## Exercise instructions
Your task is to output the entries below word for word.

[Dataset records]
--- START ---

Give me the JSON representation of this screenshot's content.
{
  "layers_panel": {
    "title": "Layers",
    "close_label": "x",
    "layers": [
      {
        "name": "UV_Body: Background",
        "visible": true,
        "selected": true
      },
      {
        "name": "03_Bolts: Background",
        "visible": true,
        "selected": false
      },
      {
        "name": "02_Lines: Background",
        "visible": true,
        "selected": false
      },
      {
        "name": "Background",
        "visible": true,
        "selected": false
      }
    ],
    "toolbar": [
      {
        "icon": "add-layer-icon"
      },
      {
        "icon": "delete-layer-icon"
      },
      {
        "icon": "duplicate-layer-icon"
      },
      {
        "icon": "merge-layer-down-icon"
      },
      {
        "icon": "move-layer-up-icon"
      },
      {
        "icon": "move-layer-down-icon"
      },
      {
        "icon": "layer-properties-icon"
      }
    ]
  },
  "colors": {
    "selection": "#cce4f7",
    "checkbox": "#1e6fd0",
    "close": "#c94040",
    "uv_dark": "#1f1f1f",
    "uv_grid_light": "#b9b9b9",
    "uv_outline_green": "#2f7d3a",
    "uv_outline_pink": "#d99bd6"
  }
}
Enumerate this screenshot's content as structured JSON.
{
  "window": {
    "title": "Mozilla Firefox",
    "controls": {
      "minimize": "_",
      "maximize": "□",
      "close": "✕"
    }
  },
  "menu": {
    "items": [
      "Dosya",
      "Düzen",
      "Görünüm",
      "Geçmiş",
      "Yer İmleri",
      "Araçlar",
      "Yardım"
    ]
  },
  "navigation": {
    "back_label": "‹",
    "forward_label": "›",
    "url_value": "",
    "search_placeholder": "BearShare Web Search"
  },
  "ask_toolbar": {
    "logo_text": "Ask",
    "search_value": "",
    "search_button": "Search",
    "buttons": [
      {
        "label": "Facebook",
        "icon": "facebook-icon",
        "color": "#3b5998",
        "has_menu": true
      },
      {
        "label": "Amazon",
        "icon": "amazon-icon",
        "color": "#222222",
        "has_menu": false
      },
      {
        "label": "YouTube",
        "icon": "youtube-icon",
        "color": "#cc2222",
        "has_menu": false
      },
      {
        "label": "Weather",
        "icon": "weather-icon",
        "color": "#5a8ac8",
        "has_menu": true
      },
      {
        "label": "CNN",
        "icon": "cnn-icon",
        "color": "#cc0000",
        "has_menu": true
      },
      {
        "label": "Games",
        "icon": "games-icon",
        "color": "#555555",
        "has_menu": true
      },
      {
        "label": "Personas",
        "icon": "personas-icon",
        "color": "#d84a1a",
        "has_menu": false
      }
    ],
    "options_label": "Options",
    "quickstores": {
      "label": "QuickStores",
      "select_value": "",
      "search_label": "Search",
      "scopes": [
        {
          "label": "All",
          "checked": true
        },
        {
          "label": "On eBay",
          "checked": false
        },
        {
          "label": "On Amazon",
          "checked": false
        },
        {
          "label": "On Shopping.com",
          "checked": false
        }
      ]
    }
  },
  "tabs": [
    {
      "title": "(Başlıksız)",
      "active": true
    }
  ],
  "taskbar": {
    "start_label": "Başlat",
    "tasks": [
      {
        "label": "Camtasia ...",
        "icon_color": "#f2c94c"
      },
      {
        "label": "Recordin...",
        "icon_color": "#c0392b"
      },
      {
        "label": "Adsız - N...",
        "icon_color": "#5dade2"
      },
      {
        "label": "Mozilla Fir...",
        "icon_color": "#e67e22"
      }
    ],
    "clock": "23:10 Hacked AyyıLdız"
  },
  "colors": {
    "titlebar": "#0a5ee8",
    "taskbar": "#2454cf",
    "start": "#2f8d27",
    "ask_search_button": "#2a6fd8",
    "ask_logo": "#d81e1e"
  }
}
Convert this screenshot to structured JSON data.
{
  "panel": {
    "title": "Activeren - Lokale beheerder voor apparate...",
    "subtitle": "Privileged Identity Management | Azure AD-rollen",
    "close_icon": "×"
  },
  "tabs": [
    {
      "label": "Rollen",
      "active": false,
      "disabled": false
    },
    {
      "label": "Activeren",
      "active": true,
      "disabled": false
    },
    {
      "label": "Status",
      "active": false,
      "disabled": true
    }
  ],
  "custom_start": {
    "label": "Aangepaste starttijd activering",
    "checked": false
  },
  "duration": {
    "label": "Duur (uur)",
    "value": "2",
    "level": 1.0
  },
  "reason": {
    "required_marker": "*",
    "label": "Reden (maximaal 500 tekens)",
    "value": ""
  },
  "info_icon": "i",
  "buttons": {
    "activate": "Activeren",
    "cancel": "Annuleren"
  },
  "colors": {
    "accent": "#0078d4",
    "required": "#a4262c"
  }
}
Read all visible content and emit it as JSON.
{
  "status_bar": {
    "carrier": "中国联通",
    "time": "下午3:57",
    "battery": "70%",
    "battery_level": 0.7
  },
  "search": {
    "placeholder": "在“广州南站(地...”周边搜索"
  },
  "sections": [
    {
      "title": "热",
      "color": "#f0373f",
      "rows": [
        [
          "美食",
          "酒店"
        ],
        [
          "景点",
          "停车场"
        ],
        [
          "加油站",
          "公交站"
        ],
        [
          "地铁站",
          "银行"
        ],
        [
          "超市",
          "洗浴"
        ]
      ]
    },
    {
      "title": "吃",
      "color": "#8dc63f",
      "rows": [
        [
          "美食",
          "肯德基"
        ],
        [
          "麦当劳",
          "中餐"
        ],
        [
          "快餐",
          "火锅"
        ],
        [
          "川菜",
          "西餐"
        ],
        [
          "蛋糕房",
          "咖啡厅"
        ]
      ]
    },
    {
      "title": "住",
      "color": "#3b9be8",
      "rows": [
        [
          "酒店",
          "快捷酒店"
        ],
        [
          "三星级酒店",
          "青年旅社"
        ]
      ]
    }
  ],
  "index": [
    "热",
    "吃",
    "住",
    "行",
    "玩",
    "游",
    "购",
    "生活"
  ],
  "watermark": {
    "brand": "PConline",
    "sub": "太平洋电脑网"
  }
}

--- END ---

## Output of the exercise
Give me the JSON representation of this screenshot's content.
{
  "layers_panel": {
    "title": "Layers",
    "close_label": "x",
    "layers": [
      {
        "name": "UV_Body: Background",
        "visible": true,
        "selected": true
      },
      {
        "name": "03_Bolts: Background",
        "visible": true,
        "selected": false
      },
      {
        "name": "02_Lines: Background",
        "visible": true,
        "selected": false
      },
      {
        "name": "Background",
        "visible": true,
        "selected": false
      }
    ],
    "toolbar": [
      {
        "icon": "add-layer-icon"
      },
      {
        "icon": "delete-layer-icon"
      },
      {
        "icon": "duplicate-layer-icon"
      },
      {
        "icon": "merge-layer-down-icon"
      },
      {
        "icon": "move-layer-up-icon"
      },
      {
        "icon": "move-layer-down-icon"
      },
      {
        "icon": "layer-properties-icon"
      }
    ]
  },
  "colors": {
    "selection": "#cce4f7",
    "checkbox": "#1e6fd0",
    "close": "#c94040",
    "uv_dark": "#1f1f1f",
    "uv_grid_light": "#b9b9b9",
    "uv_outline_green": "#2f7d3a",
    "uv_outline_pink": "#d99bd6"
  }
}
Enumerate this screenshot's content as structured JSON.
{
  "window": {
    "title": "Mozilla Firefox",
    "controls": {
      "minimize": "_",
      "maximize": "□",
      "close": "✕"
    }
  },
  "menu": {
    "items": [
      "Dosya",
      "Düzen",
      "Görünüm",
      "Geçmiş",
      "Yer İmleri",
      "Araçlar",
      "Yardım"
    ]
  },
  "navigation": {
    "back_label": "‹",
    "forward_label": "›",
    "url_value": "",
    "search_placeholder": "BearShare Web Search"
  },
  "ask_toolbar": {
    "logo_text": "Ask",
    "search_value": "",
    "search_button": "Search",
    "buttons": [
      {
        "label": "Facebook",
        "icon": "facebook-icon",
        "color": "#3b5998",
        "has_menu": true
      },
      {
        "label": "Amazon",
        "icon": "amazon-icon",
        "color": "#222222",
        "has_menu": false
      },
      {
        "label": "YouTube",
        "icon": "youtube-icon",
        "color": "#cc2222",
        "has_menu": false
      },
      {
        "label": "Weather",
        "icon": "weather-icon",
        "color": "#5a8ac8",
        "has_menu": true
      },
      {
        "label": "CNN",
        "icon": "cnn-icon",
        "color": "#cc0000",
        "has_menu": true
      },
      {
        "label": "Games",
        "icon": "games-icon",
        "color": "#555555",
        "has_menu": true
      },
      {
        "label": "Personas",
        "icon": "personas-icon",
        "color": "#d84a1a",
        "has_menu": false
      }
    ],
    "options_label": "Options",
    "quickstores": {
      "label": "QuickStores",
      "select_value": "",
      "search_label": "Search",
      "scopes": [
        {
          "label": "All",
          "checked": true
        },
        {
          "label": "On eBay",
          "checked": false
        },
        {
          "label": "On Amazon",
          "checked": false
        },
        {
          "label": "On Shopping.com",
          "checked": false
        }
      ]
    }
  },
  "tabs": [
    {
      "title": "(Başlıksız)",
      "active": true
    }
  ],
  "taskbar": {
    "start_label": "Başlat",
    "tasks": [
      {
        "label": "Camtasia ...",
        "icon_color": "#f2c94c"
      },
      {
        "label": "Recordin...",
        "icon_color": "#c0392b"
      },
      {
        "label": "Adsız - N...",
        "icon_color": "#5dade2"
      },
      {
        "label": "Mozilla Fir...",
        "icon_color": "#e67e22"
      }
    ],
    "clock": "23:10 Hacked AyyıLdız"
  },
  "colors": {
    "titlebar": "#0a5ee8",
    "taskbar": "#2454cf",
    "start": "#2f8d27",
    "ask_search_button": "#2a6fd8",
    "ask_logo": "#d81e1e"
  }
}
Convert this screenshot to structured JSON data.
{
  "panel": {
    "title": "Activeren - Lokale beheerder voor apparate...",
    "subtitle": "Privileged Identity Management | Azure AD-rollen",
    "close_icon": "×"
  },
  "tabs": [
    {
      "label": "Rollen",
      "active": false,
      "disabled": false
    },
    {
      "label": "Activeren",
      "active": true,
      "disabled": false
    },
    {
      "label": "Status",
      "active": false,
      "disabled": true
    }
  ],
  "custom_start": {
    "label": "Aangepaste starttijd activering",
    "checked": false
  },
  "duration": {
    "label": "Duur (uur)",
    "value": "2",
    "level": 1.0
  },
  "reason": {
    "required_marker": "*",
    "label": "Reden (maximaal 500 tekens)",
    "value": ""
  },
  "info_icon": "i",
  "buttons": {
    "activate": "Activeren",
    "cancel": "Annuleren"
  },
  "colors": {
    "accent": "#0078d4",
    "required": "#a4262c"
  }
}
Read all visible content and emit it as JSON.
{
  "status_bar": {
    "carrier": "中国联通",
    "time": "下午3:57",
    "battery": "70%",
    "battery_level": 0.7
  },
  "search": {
    "placeholder": "在“广州南站(地...”周边搜索"
  },
  "sections": [
    {
      "title": "热",
      "color": "#f0373f",
      "rows": [
        [
          "美食",
          "酒店"
        ],
        [
          "景点",
          "停车场"
        ],
        [
          "加油站",
          "公交站"
        ],
        [
          "地铁站",
          "银行"
        ],
        [
          "超市",
          "洗浴"
        ]
      ]
    },
    {
      "title": "吃",
      "color": "#8dc63f",
      "rows": [
        [
          "美食",
          "肯德基"
        ],
        [
          "麦当劳",
          "中餐"
        ],
        [
          "快餐",
          "火锅"
        ],
        [
          "川菜",
          "西餐"
        ],
        [
          "蛋糕房",
          "咖啡厅"
        ]
      ]
    },
    {
      "title": "住",
      "color": "#3b9be8",
      "rows": [
        [
          "酒店",
          "快捷酒店"
        ],
        [
          "三星级酒店",
          "青年旅社"
        ]
      ]
    }
  ],
  "index": [
    "热",
    "吃",
    "住",
    "行",
    "玩",
    "游",
    "购",
    "生活"
  ],
  "watermark": {
    "brand": "PConline",
    "sub": "太平洋电脑网"
  }
}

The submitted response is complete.